### [WHAT NEEDS TO BE DONE]
Report, word for word, every line of the material that contains "field".

Raw records:
»»

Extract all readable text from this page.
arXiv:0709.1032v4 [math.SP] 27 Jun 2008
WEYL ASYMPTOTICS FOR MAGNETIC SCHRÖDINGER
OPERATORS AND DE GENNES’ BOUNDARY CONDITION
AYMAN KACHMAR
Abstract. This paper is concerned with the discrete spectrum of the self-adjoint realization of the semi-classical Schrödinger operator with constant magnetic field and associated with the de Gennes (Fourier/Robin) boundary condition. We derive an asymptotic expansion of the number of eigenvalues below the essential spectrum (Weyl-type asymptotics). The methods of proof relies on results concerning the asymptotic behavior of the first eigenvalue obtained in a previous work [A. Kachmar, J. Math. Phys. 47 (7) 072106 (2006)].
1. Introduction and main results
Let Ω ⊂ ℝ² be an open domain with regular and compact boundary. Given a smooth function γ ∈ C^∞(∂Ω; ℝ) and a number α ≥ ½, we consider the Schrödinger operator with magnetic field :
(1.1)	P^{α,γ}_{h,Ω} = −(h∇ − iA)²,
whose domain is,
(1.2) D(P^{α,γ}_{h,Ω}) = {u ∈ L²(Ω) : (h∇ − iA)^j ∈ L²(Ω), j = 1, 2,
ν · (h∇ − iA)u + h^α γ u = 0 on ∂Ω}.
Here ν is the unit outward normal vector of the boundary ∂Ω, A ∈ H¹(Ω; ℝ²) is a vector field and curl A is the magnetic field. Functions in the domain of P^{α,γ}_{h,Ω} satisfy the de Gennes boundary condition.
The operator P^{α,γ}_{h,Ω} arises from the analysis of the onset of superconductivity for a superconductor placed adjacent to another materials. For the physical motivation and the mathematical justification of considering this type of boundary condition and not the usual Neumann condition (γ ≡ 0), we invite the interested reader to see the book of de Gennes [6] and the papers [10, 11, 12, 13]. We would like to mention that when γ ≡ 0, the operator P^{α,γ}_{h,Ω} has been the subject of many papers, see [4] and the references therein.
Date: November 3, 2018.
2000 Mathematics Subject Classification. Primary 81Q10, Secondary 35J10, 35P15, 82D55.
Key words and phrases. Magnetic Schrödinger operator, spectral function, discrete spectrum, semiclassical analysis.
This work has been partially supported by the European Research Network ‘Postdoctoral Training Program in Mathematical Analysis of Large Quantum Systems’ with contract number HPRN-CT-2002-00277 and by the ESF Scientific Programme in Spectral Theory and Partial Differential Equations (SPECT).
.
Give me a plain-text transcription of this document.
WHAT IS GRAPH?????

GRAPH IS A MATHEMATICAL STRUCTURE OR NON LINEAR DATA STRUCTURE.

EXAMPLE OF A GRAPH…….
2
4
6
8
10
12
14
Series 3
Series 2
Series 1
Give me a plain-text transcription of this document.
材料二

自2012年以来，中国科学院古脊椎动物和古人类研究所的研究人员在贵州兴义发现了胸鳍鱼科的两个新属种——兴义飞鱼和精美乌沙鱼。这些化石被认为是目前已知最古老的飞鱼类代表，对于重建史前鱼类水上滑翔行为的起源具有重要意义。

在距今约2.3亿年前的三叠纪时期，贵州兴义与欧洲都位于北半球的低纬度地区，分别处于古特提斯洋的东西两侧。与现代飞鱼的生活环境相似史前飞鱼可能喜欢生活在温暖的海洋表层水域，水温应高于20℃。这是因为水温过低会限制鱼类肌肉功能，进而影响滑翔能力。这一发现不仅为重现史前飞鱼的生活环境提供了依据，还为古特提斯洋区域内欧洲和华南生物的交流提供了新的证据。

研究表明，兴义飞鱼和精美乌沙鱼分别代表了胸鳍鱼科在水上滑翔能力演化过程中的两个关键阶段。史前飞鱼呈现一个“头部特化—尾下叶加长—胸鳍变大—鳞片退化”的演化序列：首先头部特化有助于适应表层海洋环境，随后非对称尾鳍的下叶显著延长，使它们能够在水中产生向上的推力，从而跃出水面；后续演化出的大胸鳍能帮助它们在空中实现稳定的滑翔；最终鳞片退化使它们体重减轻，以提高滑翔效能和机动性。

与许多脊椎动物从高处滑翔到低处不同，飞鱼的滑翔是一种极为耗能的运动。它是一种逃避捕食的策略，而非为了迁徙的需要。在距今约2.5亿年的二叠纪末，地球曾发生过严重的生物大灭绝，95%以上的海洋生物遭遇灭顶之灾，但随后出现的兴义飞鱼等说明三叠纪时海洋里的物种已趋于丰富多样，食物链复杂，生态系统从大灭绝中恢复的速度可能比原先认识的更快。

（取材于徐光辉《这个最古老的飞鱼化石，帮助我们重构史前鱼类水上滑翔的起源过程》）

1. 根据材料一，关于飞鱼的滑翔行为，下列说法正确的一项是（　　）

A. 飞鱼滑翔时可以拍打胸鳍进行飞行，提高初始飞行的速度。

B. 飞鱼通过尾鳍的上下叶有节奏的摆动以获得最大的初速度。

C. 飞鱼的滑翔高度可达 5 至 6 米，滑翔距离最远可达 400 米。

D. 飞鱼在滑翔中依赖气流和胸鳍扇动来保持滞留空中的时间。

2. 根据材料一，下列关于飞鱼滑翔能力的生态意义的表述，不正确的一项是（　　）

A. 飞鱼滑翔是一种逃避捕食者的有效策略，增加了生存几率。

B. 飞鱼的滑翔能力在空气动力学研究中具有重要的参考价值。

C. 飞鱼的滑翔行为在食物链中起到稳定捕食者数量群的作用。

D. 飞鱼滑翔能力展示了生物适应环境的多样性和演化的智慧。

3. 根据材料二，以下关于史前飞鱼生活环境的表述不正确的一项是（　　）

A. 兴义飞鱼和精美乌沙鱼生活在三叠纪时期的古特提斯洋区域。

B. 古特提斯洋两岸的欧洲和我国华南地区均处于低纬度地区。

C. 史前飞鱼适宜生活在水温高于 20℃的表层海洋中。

««

### [EXERCISE SOLUTION]
Abstract. This paper is concerned with the discrete spectrum of the self-adjoint realization of the semi-classical Schrödinger operator with constant magnetic field and associated with the de Gennes (Fourier/Robin) boundary condition. We derive an asymptotic expansion of the number of eigenvalues below the essential spectrum (Weyl-type asymptotics). The methods of proof relies on results concerning the asymptotic behavior of the first eigenvalue obtained in a previous work [A. Kachmar, J. Math. Phys. 47 (7) 072106 (2006)].
Let Ω ⊂ ℝ² be an open domain with regular and compact boundary. Given a smooth function γ ∈ C^∞(∂Ω; ℝ) and a number α ≥ ½, we consider the Schrödinger operator with magnetic field :
Here ν is the unit outward normal vector of the boundary ∂Ω, A ∈ H¹(Ω; ℝ²) is a vector field and curl A is the magnetic field. Functions in the domain of P^{α,γ}_{h,Ω} satisfy the de Gennes boundary condition.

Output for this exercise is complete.